▶ **What you have to do**
Reproduce the records below in full and without edits, omitting images.

▶ **Data records**
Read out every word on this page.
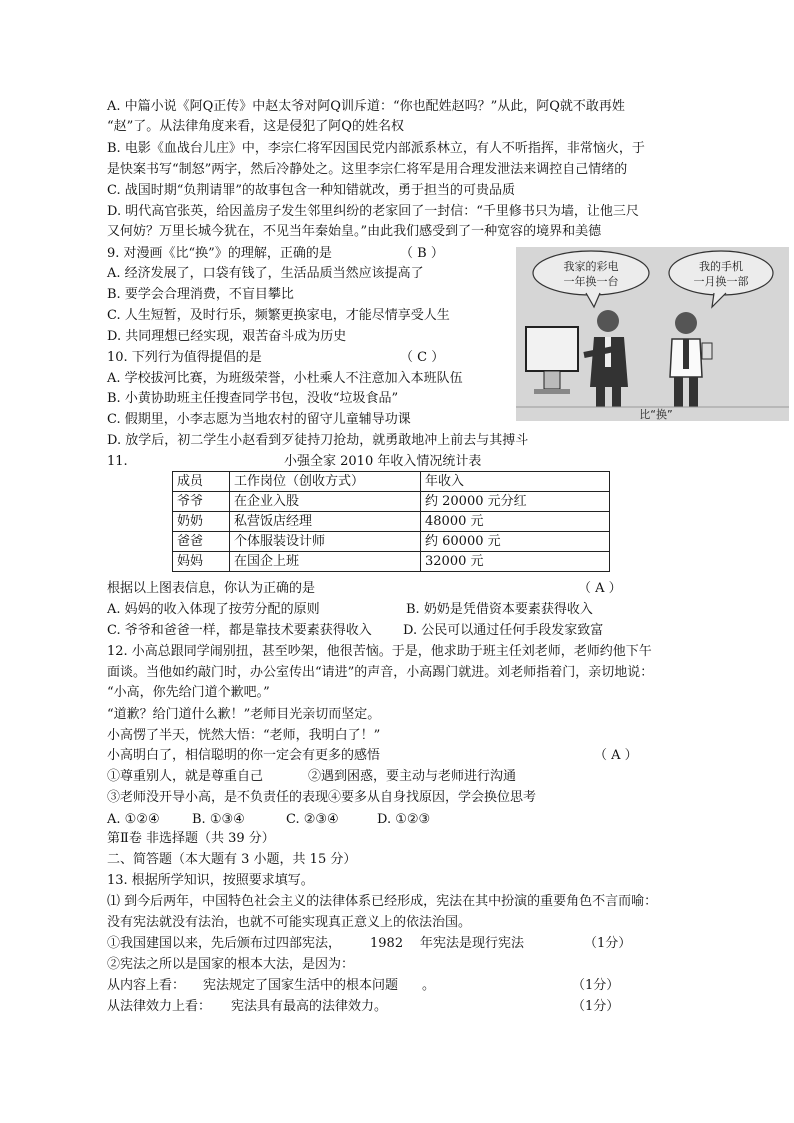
A. 中篇小说《阿Q正传》中赵太爷对阿Q训斥道：“你也配姓赵吗？”从此，阿Q就不敢再姓
“赵”了。从法律角度来看，这是侵犯了阿Q的姓名权
B. 电影《血战台儿庄》中，李宗仁将军因国民党内部派系林立，有人不听指挥，非常恼火，于
是快案书写“制怒”两字，然后冷静处之。这里李宗仁将军是用合理发泄法来调控自己情绪的
C. 战国时期“负荆请罪”的故事包含一种知错就改，勇于担当的可贵品质
D. 明代高官张英，给因盖房子发生邻里纠纷的老家回了一封信：“千里修书只为墙，让他三尺
又何妨？万里长城今犹在，不见当年秦始皇。”由此我们感受到了一种宽容的境界和美德
9. 对漫画《比“换”》的理解，正确的是	（ B ）
A. 经济发展了，口袋有钱了，生活品质当然应该提高了
B. 要学会合理消费，不盲目攀比
C. 人生短暂，及时行乐，频繁更换家电，才能尽情享受人生
D. 共同理想已经实现，艰苦奋斗成为历史
我家的彩电
一年换一台
我的手机
一月换一部
比“换”
10. 下列行为值得提倡的是	（ C ）
A. 学校拔河比赛，为班级荣誉，小杜乘人不注意加入本班队伍
B. 小黄协助班主任搜查同学书包，没收“垃圾食品”
C. 假期里，小李志愿为当地农村的留守儿童辅导功课
D. 放学后，初二学生小赵看到歹徒持刀抢劫，就勇敢地冲上前去与其搏斗
11.	小强全家 2010 年收入情况统计表
成员	工作岗位（创收方式）	年收入
爷爷	在企业入股	约 20000 元分红
奶奶	私营饭店经理	48000 元
爸爸	个体服装设计师	约 60000 元
妈妈	在国企上班	32000 元
根据以上图表信息，你认为正确的是	（ A ）
A. 妈妈的收入体现了按劳分配的原则	B. 奶奶是凭借资本要素获得收入
C. 爷爷和爸爸一样，都是靠技术要素获得收入 D. 公民可以通过任何手段发家致富
12. 小高总跟同学闹别扭，甚至吵架，他很苦恼。于是，他求助于班主任刘老师，老师约他下午
面谈。当他如约敲门时，办公室传出“请进”的声音，小高踢门就进。刘老师指着门，亲切地说：
“小高，你先给门道个歉吧。”
“道歉？给门道什么歉！”老师目光亲切而坚定。
小高愣了半天，恍然大悟：“老师，我明白了！”
小高明白了，相信聪明的你一定会有更多的感悟	（ A ）
①尊重别人，就是尊重自己	②遇到困惑，要主动与老师进行沟通
③老师没开导小高，是不负责任的表现④要多从自身找原因，学会换位思考
A. ①②④ B. ①③④	C. ②③④	D. ①②③
第Ⅱ卷 非选择题（共 39 分）
二、简答题（本大题有 3 小题，共 15 分）
13. 根据所学知识，按照要求填写。
⑴ 到今后两年，中国特色社会主义的法律体系已经形成，宪法在其中扮演的重要角色不言而喻：
没有宪法就没有法治，也就不可能实现真正意义上的依法治国。
①我国建国以来，先后颁布过四部宪法， 1982 年宪法是现行宪法	（1分）
②宪法之所以是国家的根本大法，是因为：
从内容上看： 宪法规定了国家生活中的根本问题 。	（1分）
从法律效力上看： 宪法具有最高的法律效力。	（1分）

▶ **Result of this task**
Read out every word on this page.
A. 中篇小说《阿Q正传》中赵太爷对阿Q训斥道：“你也配姓赵吗？”从此，阿Q就不敢再姓
“赵”了。从法律角度来看，这是侵犯了阿Q的姓名权
B. 电影《血战台儿庄》中，李宗仁将军因国民党内部派系林立，有人不听指挥，非常恼火，于
是快案书写“制怒”两字，然后冷静处之。这里李宗仁将军是用合理发泄法来调控自己情绪的
C. 战国时期“负荆请罪”的故事包含一种知错就改，勇于担当的可贵品质
D. 明代高官张英，给因盖房子发生邻里纠纷的老家回了一封信：“千里修书只为墙，让他三尺
又何妨？万里长城今犹在，不见当年秦始皇。”由此我们感受到了一种宽容的境界和美德
9. 对漫画《比“换”》的理解，正确的是	（ B ）
A. 经济发展了，口袋有钱了，生活品质当然应该提高了
B. 要学会合理消费，不盲目攀比
C. 人生短暂，及时行乐，频繁更换家电，才能尽情享受人生
D. 共同理想已经实现，艰苦奋斗成为历史
我家的彩电
一年换一台
我的手机
一月换一部
比“换”
10. 下列行为值得提倡的是	（ C ）
A. 学校拔河比赛，为班级荣誉，小杜乘人不注意加入本班队伍
B. 小黄协助班主任搜查同学书包，没收“垃圾食品”
C. 假期里，小李志愿为当地农村的留守儿童辅导功课
D. 放学后，初二学生小赵看到歹徒持刀抢劫，就勇敢地冲上前去与其搏斗
11.	小强全家 2010 年收入情况统计表
成员	工作岗位（创收方式）	年收入
爷爷	在企业入股	约 20000 元分红
奶奶	私营饭店经理	48000 元
爸爸	个体服装设计师	约 60000 元
妈妈	在国企上班	32000 元
根据以上图表信息，你认为正确的是	（ A ）
A. 妈妈的收入体现了按劳分配的原则	B. 奶奶是凭借资本要素获得收入
C. 爷爷和爸爸一样，都是靠技术要素获得收入 D. 公民可以通过任何手段发家致富
12. 小高总跟同学闹别扭，甚至吵架，他很苦恼。于是，他求助于班主任刘老师，老师约他下午
面谈。当他如约敲门时，办公室传出“请进”的声音，小高踢门就进。刘老师指着门，亲切地说：
“小高，你先给门道个歉吧。”
“道歉？给门道什么歉！”老师目光亲切而坚定。
小高愣了半天，恍然大悟：“老师，我明白了！”
小高明白了，相信聪明的你一定会有更多的感悟	（ A ）
①尊重别人，就是尊重自己	②遇到困惑，要主动与老师进行沟通
③老师没开导小高，是不负责任的表现④要多从自身找原因，学会换位思考
A. ①②④ B. ①③④	C. ②③④	D. ①②③
第Ⅱ卷 非选择题（共 39 分）
二、简答题（本大题有 3 小题，共 15 分）
13. 根据所学知识，按照要求填写。
⑴ 到今后两年，中国特色社会主义的法律体系已经形成，宪法在其中扮演的重要角色不言而喻：
没有宪法就没有法治，也就不可能实现真正意义上的依法治国。
①我国建国以来，先后颁布过四部宪法， 1982 年宪法是现行宪法	（1分）
②宪法之所以是国家的根本大法，是因为：
从内容上看： 宪法规定了国家生活中的根本问题 。	（1分）
从法律效力上看： 宪法具有最高的法律效力。	（1分）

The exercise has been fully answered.